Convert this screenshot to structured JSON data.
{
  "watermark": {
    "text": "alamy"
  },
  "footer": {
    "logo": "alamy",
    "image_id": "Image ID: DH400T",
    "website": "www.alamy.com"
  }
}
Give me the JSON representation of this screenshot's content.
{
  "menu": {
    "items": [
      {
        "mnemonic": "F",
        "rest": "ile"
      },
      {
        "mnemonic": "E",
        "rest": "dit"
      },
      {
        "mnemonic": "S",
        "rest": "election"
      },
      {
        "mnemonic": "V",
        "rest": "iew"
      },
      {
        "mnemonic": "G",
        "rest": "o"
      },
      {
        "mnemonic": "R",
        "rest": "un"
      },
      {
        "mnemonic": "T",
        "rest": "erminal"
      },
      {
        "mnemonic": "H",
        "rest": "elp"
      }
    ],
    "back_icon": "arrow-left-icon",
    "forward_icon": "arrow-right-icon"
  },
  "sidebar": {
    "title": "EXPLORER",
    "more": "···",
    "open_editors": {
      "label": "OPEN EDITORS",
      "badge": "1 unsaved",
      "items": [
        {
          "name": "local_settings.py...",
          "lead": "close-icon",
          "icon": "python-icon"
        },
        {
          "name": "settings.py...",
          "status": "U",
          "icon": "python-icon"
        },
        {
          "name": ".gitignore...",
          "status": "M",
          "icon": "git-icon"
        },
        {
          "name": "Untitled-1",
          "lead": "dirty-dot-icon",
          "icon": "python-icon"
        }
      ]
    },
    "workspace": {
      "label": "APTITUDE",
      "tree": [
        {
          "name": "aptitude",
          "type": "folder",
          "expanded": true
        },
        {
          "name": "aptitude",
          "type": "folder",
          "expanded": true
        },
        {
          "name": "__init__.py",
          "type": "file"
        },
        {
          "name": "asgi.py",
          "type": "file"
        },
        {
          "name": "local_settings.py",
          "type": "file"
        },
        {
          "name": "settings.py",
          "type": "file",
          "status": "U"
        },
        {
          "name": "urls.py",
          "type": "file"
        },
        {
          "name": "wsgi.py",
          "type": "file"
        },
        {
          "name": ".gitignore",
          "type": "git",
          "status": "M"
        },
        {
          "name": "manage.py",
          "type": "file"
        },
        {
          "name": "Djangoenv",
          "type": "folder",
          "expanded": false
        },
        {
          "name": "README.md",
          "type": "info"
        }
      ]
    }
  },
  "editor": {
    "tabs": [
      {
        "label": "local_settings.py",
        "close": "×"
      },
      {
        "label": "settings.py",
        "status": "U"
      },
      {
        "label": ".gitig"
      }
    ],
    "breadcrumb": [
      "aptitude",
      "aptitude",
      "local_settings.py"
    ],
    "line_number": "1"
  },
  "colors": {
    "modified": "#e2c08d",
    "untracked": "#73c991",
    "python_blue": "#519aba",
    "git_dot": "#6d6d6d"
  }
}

Do this
Reproduce the complete set of lines precisely as supplied.

Reply to the exercise
Convert this screenshot to structured JSON data.
{
  "watermark": {
    "text": "alamy"
  },
  "footer": {
    "logo": "alamy",
    "image_id": "Image ID: DH400T",
    "website": "www.alamy.com"
  }
}
Give me the JSON representation of this screenshot's content.
{
  "menu": {
    "items": [
      {
        "mnemonic": "F",
        "rest": "ile"
      },
      {
        "mnemonic": "E",
        "rest": "dit"
      },
      {
        "mnemonic": "S",
        "rest": "election"
      },
      {
        "mnemonic": "V",
        "rest": "iew"
      },
      {
        "mnemonic": "G",
        "rest": "o"
      },
      {
        "mnemonic": "R",
        "rest": "un"
      },
      {
        "mnemonic": "T",
        "rest": "erminal"
      },
      {
        "mnemonic": "H",
        "rest": "elp"
      }
    ],
    "back_icon": "arrow-left-icon",
    "forward_icon": "arrow-right-icon"
  },
  "sidebar": {
    "title": "EXPLORER",
    "more": "···",
    "open_editors": {
      "label": "OPEN EDITORS",
      "badge": "1 unsaved",
      "items": [
        {
          "name": "local_settings.py...",
          "lead": "close-icon",
          "icon": "python-icon"
        },
        {
          "name": "settings.py...",
          "status": "U",
          "icon": "python-icon"
        },
        {
          "name": ".gitignore...",
          "status": "M",
          "icon": "git-icon"
        },
        {
          "name": "Untitled-1",
          "lead": "dirty-dot-icon",
          "icon": "python-icon"
        }
      ]
    },
    "workspace": {
      "label": "APTITUDE",
      "tree": [
        {
          "name": "aptitude",
          "type": "folder",
          "expanded": true
        },
        {
          "name": "aptitude",
          "type": "folder",
          "expanded": true
        },
        {
          "name": "__init__.py",
          "type": "file"
        },
        {
          "name": "asgi.py",
          "type": "file"
        },
        {
          "name": "local_settings.py",
          "type": "file"
        },
        {
          "name": "settings.py",
          "type": "file",
          "status": "U"
        },
        {
          "name": "urls.py",
          "type": "file"
        },
        {
          "name": "wsgi.py",
          "type": "file"
        },
        {
          "name": ".gitignore",
          "type": "git",
          "status": "M"
        },
        {
          "name": "manage.py",
          "type": "file"
        },
        {
          "name": "Djangoenv",
          "type": "folder",
          "expanded": false
        },
        {
          "name": "README.md",
          "type": "info"
        }
      ]
    }
  },
  "editor": {
    "tabs": [
      {
        "label": "local_settings.py",
        "close": "×"
      },
      {
        "label": "settings.py",
        "status": "U"
      },
      {
        "label": ".gitig"
      }
    ],
    "breadcrumb": [
      "aptitude",
      "aptitude",
      "local_settings.py"
    ],
    "line_number": "1"
  },
  "colors": {
    "modified": "#e2c08d",
    "untracked": "#73c991",
    "python_blue": "#519aba",
    "git_dot": "#6d6d6d"
  }
}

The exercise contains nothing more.